> **REQUIREMENT**
Pick out every line in the data below that holds "decisions".

> **DATA FOR THIS TASK**
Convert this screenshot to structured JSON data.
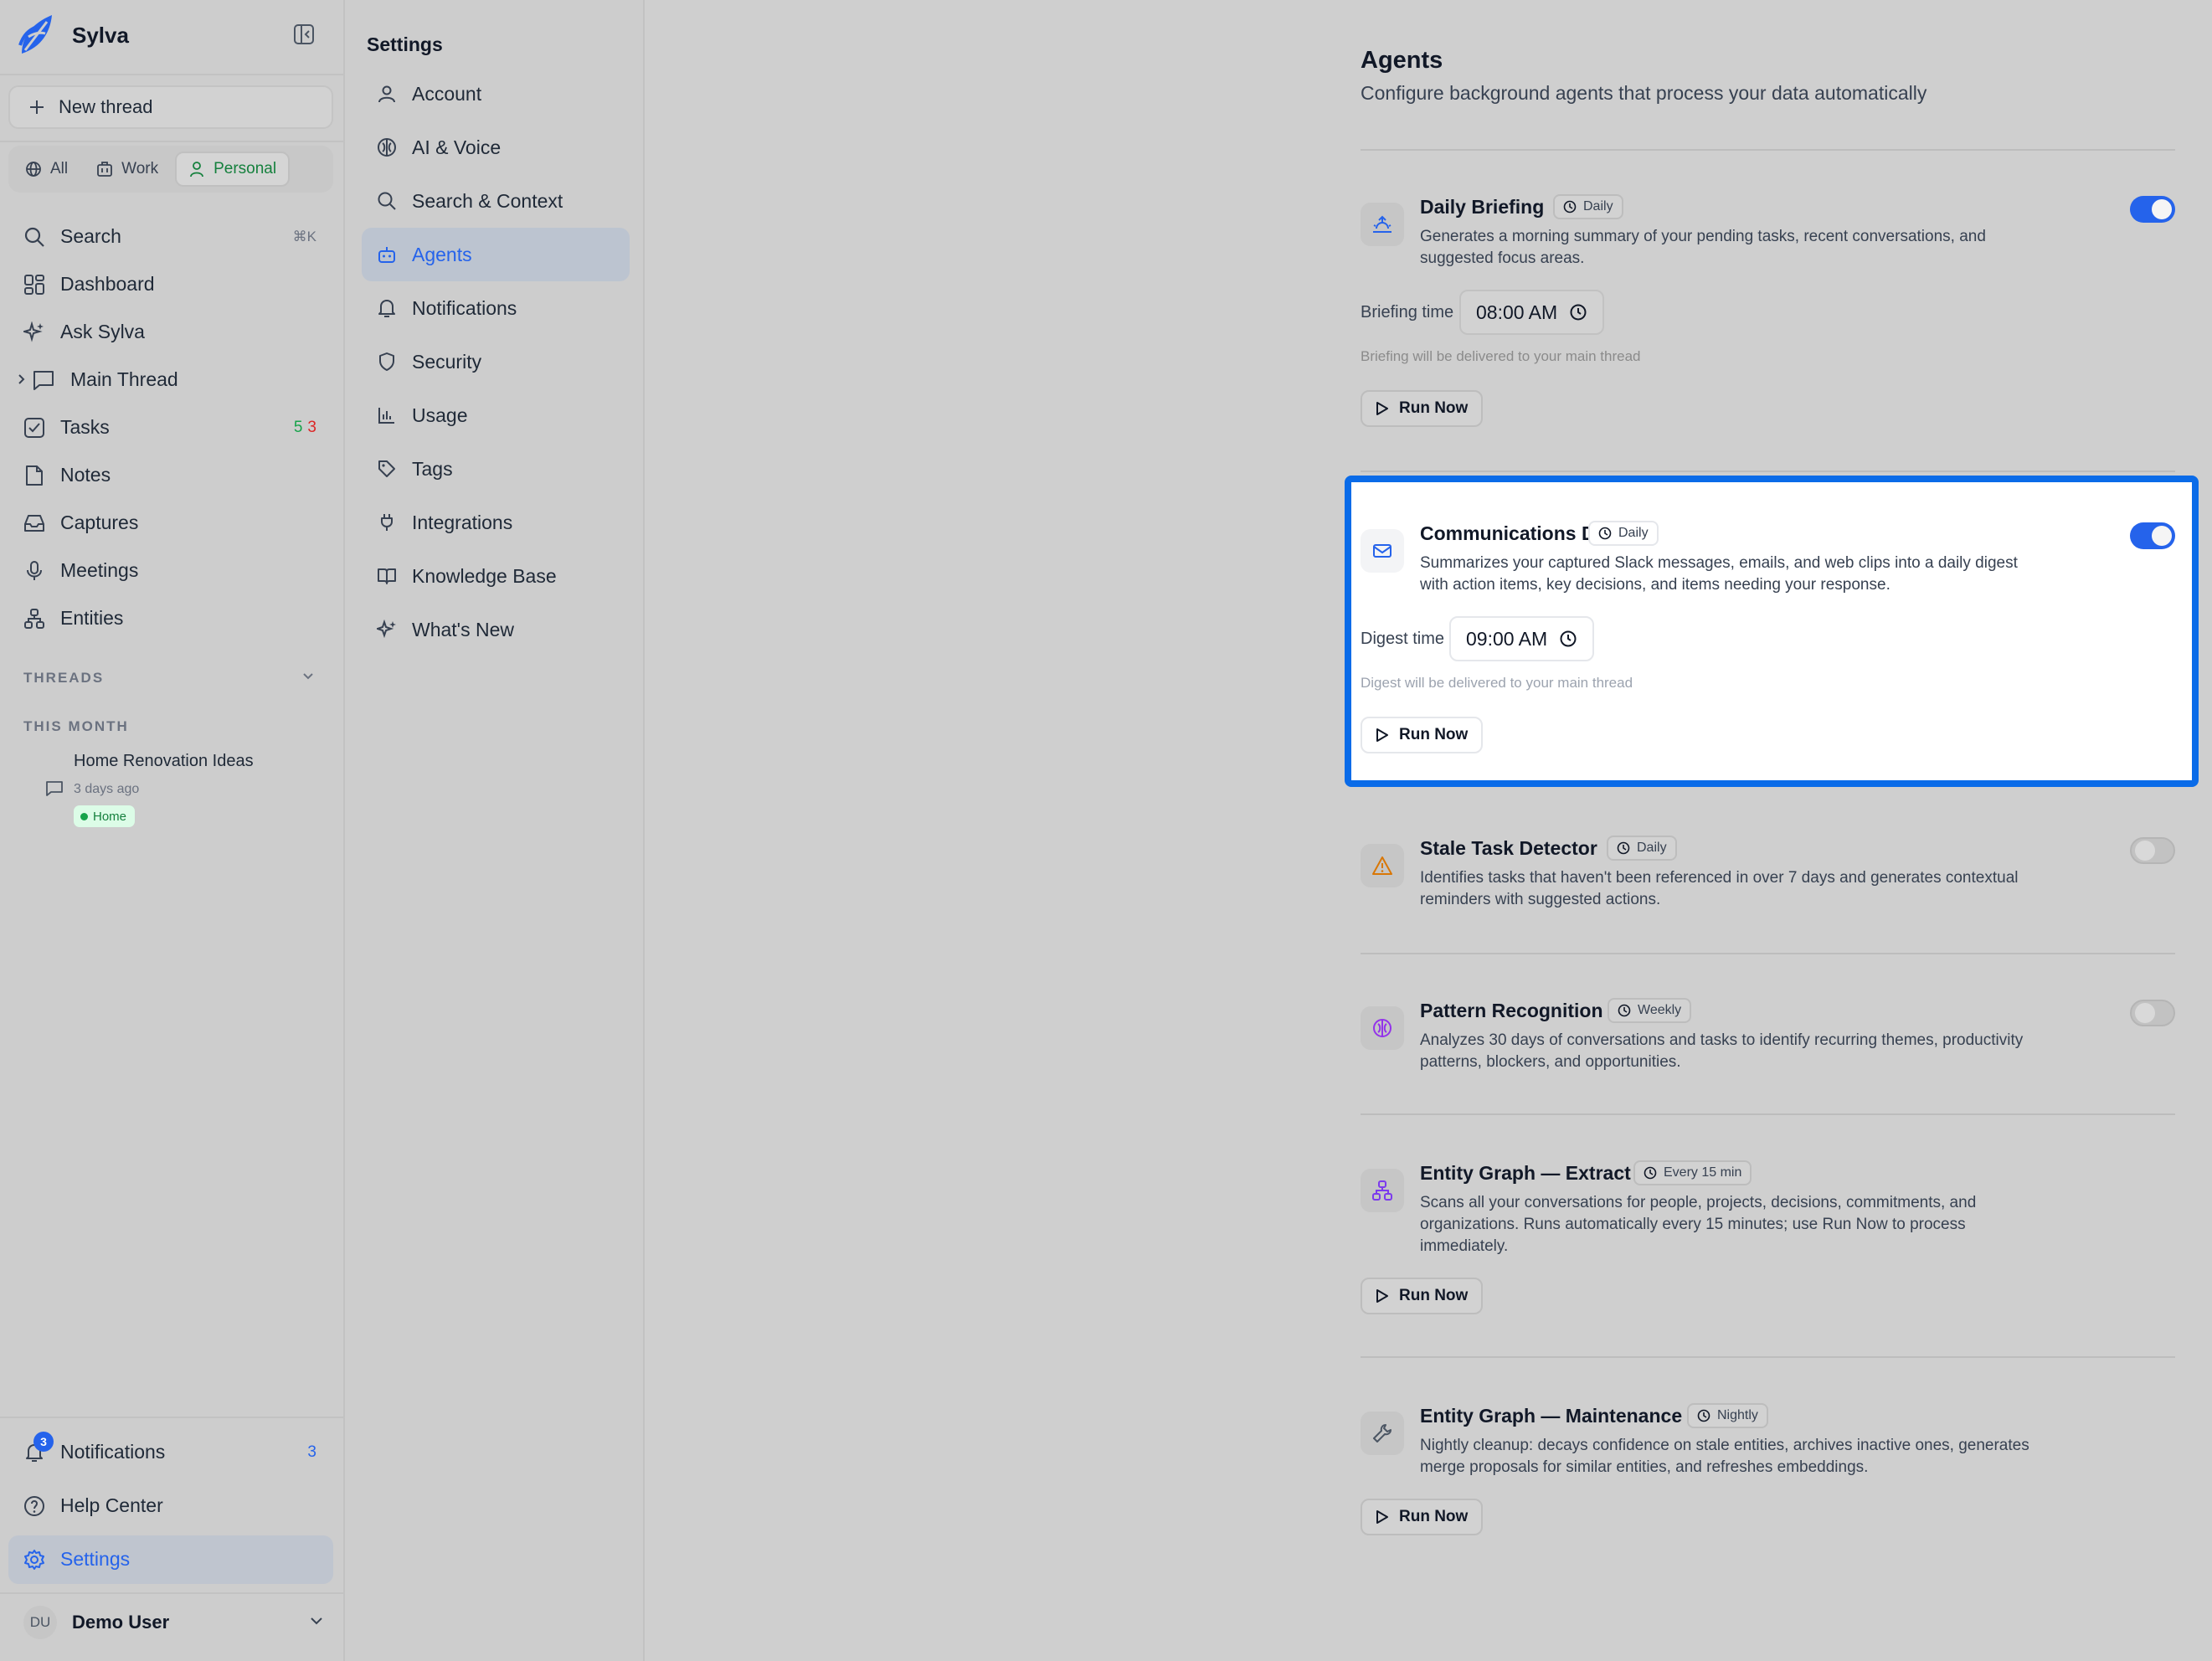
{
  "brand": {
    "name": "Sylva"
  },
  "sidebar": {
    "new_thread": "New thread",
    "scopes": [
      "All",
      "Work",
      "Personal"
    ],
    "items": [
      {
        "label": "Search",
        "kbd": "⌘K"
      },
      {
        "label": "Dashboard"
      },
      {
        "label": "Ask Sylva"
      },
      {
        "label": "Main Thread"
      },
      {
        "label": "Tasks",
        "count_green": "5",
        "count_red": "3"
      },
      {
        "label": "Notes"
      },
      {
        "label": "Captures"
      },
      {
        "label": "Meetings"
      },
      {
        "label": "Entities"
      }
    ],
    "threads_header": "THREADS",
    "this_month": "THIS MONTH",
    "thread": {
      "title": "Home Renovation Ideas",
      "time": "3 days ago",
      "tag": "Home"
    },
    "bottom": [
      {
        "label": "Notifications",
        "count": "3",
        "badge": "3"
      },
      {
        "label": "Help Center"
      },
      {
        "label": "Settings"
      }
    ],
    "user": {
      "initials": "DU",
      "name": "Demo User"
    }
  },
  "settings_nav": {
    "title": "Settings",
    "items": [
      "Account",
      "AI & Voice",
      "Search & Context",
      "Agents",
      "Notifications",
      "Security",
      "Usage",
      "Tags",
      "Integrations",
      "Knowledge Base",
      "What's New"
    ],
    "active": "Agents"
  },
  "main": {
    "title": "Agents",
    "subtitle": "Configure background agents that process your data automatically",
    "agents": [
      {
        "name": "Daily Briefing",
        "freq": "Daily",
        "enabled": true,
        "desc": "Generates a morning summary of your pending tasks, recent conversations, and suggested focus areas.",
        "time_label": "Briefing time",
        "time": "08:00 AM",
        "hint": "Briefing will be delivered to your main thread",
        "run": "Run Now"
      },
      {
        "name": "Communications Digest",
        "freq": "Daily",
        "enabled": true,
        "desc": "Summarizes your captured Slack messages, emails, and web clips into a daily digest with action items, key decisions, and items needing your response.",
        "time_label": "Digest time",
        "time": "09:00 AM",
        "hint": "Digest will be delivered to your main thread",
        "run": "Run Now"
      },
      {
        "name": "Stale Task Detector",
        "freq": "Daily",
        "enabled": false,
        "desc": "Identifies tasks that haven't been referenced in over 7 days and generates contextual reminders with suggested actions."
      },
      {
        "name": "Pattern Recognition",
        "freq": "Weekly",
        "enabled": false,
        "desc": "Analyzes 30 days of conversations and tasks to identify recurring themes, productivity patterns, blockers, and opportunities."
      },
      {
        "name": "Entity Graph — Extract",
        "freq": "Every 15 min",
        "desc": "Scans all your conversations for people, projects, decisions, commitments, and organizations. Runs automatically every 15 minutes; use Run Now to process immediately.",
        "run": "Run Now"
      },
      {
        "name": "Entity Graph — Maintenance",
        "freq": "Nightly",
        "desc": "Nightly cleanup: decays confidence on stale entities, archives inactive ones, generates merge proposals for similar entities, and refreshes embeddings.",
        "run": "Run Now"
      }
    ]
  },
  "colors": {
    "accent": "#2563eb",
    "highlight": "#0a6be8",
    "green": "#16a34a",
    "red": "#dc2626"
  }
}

--

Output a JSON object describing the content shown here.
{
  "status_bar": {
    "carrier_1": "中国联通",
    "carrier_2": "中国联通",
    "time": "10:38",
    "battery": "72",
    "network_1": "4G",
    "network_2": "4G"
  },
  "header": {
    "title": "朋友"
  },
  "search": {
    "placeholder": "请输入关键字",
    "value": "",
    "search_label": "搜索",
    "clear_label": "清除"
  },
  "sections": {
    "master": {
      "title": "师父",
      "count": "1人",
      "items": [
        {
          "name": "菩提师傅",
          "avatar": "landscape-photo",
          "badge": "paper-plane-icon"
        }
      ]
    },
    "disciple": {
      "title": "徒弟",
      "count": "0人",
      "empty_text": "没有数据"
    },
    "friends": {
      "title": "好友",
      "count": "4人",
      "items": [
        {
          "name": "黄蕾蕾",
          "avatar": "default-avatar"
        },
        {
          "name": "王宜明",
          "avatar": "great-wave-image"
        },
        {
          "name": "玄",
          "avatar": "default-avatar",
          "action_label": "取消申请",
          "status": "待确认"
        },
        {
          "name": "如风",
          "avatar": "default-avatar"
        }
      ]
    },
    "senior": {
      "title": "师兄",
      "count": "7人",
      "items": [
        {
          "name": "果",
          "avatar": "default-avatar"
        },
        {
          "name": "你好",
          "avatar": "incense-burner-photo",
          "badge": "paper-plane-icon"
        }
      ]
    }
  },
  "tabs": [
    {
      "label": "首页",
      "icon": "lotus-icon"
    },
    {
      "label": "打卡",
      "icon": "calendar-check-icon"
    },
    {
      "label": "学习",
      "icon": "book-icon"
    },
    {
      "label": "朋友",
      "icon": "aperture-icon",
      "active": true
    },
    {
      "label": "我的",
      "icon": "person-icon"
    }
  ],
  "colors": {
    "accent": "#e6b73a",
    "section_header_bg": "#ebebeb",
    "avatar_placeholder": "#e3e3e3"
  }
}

> **RESPONSE**
        "desc": "Summarizes your captured Slack messages, emails, and web clips into a daily digest with action items, key decisions, and items needing your response.",
        "desc": "Scans all your conversations for people, projects, decisions, commitments, and organizations. Runs automatically every 15 minutes; use Run Now to process immediately.",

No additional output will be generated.